WHAT THIS TASK INVOLVES
In the association history below, who was elected the new Vice-President at the 1983 meeting?

A great deal of credit should be given to all the people who have served as Secretary-Treasurer of the association for all the work that was involved in getting out the minutes of all meetings to the membership and seeing to it that all entry cards arrived on time for the director to fill in, the collection of all fees, the paying of the judges, etc.
The general meeting returned again to Starved Rock Lodge in 1981. A cassette tape recorder would replace the reel-to-reel tape at all state organization sites in the spring of 1982. Several significant motions were defeated eliminating rudiments from the snare drum solo, and the style of clothing or student attire shall not be considered in the contest category “Stage Presentation and Appearance.” The meeting on Monday adjourned at 2:30 p.m., unusually early!
The year 1982 saw the meeting return to the Holiday Inn at LaSalle with the usual schedule. The Vice-President reported at the meeting that 57,000 medals were used in the spring of 1982, another new record! The constitution was revised and would be printed again in three years. The state adjudication fee was raised to $60. The two state stage band sites should still exist, but one should be secured in the northern section of the association and one in the southern section. A full or condensed score-must be presented to the judge for all ensemble performances, and not individual parts. All snare drum rudiments must be memorized.
The 1983 meeting held in LaSalle saw W. C. Edwards retiring as Vice-President of the Illinois Grade School Music Association after 25 years of service in the office. He was made advisor to the association. In his annual report, he stated that 57,000 medals were once again used in the spring contest, and felt the group had reached a peak in the amount of medals used. George Yingst, Rolling Meadows, was elected the new Vice-President. Rowland Pitts, retired from many years of teaching, would remain as District 7 Chairperson. The President was requested to obtain a legal opinion concerning the latest changes in the copyright law and the use of photocopied music in the contests.
The state adjudicator evaluation form was eliminated because of the lack of interest. The final business was that the name Chairperson was dropped from all stationery, etc., and the title of Chairman will be used.

SOURCE DATA
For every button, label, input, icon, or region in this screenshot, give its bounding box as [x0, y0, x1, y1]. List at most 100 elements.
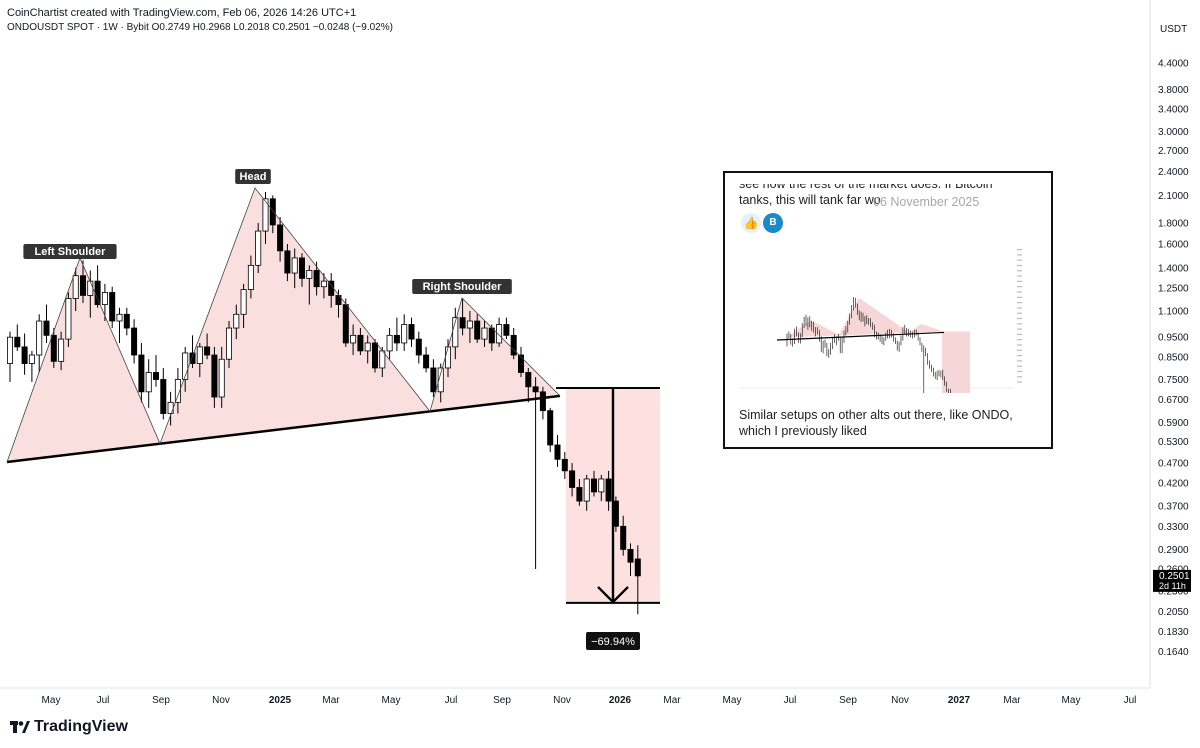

OUTPUT FOR THIS EXERCISE
George Yingst of Rolling Meadows.